Stored dataset items:
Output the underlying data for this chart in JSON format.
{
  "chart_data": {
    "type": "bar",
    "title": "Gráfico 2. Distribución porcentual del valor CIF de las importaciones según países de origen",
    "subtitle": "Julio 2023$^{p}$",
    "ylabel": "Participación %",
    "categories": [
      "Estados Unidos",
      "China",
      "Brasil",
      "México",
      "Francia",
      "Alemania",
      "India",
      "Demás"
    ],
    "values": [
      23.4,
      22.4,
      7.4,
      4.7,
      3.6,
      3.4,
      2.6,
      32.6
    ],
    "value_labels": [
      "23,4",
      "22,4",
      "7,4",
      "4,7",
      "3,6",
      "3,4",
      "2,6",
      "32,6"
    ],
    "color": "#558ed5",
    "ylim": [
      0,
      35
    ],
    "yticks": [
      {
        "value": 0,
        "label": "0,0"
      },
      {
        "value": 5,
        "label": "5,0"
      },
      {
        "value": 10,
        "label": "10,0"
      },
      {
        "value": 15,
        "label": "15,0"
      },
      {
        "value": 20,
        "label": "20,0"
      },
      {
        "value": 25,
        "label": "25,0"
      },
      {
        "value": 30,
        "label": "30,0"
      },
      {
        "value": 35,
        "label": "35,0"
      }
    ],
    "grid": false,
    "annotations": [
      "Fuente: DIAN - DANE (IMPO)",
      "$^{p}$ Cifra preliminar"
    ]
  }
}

--

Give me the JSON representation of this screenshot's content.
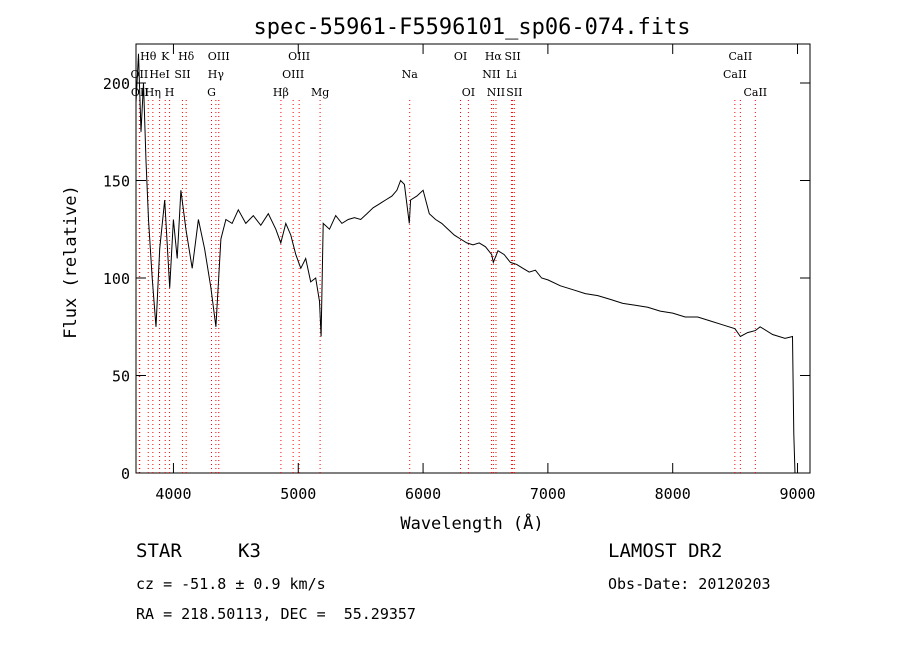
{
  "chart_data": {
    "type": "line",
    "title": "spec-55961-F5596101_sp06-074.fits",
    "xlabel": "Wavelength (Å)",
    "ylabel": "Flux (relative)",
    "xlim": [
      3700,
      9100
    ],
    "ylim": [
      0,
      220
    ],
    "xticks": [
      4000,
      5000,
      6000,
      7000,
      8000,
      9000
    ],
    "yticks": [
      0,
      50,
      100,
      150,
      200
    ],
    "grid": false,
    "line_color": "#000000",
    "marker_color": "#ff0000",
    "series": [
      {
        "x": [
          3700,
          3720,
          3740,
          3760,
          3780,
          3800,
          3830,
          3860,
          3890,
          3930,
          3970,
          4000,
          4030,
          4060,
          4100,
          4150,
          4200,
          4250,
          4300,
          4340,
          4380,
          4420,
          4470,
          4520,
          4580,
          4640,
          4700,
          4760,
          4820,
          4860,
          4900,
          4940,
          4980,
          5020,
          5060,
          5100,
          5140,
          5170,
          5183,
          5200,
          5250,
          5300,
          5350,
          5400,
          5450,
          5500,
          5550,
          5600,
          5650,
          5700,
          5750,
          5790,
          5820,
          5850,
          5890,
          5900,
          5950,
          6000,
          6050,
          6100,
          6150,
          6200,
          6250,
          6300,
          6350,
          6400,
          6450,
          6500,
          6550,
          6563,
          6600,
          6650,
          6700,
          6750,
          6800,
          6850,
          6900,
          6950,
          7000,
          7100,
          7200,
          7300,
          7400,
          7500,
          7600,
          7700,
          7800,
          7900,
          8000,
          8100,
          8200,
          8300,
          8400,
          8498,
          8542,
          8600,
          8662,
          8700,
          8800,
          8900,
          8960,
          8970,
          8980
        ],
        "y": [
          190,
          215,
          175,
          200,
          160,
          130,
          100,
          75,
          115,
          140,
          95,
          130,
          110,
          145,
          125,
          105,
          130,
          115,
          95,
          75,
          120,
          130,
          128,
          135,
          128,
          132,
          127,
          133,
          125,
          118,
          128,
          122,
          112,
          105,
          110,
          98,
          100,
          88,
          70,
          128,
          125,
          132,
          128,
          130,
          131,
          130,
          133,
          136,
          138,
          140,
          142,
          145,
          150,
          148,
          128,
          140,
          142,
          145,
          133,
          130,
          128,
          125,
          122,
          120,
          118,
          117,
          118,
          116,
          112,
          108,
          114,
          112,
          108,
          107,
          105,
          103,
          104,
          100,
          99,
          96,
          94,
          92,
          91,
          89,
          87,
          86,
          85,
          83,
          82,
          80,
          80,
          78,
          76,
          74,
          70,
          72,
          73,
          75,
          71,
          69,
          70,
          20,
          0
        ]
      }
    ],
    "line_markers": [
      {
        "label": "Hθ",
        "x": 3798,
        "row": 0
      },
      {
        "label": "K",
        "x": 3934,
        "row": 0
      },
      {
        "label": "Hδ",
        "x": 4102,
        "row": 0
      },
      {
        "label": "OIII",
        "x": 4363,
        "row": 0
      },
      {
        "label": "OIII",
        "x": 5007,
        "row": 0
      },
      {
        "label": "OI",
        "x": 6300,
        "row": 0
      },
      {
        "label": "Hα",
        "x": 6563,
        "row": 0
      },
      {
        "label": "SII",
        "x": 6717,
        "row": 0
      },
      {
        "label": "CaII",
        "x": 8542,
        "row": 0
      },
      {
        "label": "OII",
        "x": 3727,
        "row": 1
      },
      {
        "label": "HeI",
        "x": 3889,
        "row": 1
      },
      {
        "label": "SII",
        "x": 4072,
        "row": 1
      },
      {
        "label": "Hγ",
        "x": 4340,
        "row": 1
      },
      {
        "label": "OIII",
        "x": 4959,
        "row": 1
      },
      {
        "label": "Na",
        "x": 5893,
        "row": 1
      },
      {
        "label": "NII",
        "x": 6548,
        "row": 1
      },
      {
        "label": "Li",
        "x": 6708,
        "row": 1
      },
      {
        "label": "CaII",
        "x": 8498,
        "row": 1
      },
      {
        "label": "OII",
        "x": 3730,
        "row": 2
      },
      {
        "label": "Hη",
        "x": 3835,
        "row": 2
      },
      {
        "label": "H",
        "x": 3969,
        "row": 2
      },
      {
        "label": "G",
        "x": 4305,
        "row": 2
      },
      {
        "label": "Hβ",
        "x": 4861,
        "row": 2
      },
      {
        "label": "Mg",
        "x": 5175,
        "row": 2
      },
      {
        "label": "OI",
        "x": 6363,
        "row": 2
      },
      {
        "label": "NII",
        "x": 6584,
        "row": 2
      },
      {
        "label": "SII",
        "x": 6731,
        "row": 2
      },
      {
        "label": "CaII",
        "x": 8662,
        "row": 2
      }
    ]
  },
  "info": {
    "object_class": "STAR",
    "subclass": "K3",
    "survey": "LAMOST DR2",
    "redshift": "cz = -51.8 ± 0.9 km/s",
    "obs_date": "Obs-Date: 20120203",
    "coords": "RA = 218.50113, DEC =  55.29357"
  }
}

* [OBJECTIVE]:
Check every line of the entries above for the word "this" and report how many lines contain it, giving the number only.

* [FULL OUTPUT]:
2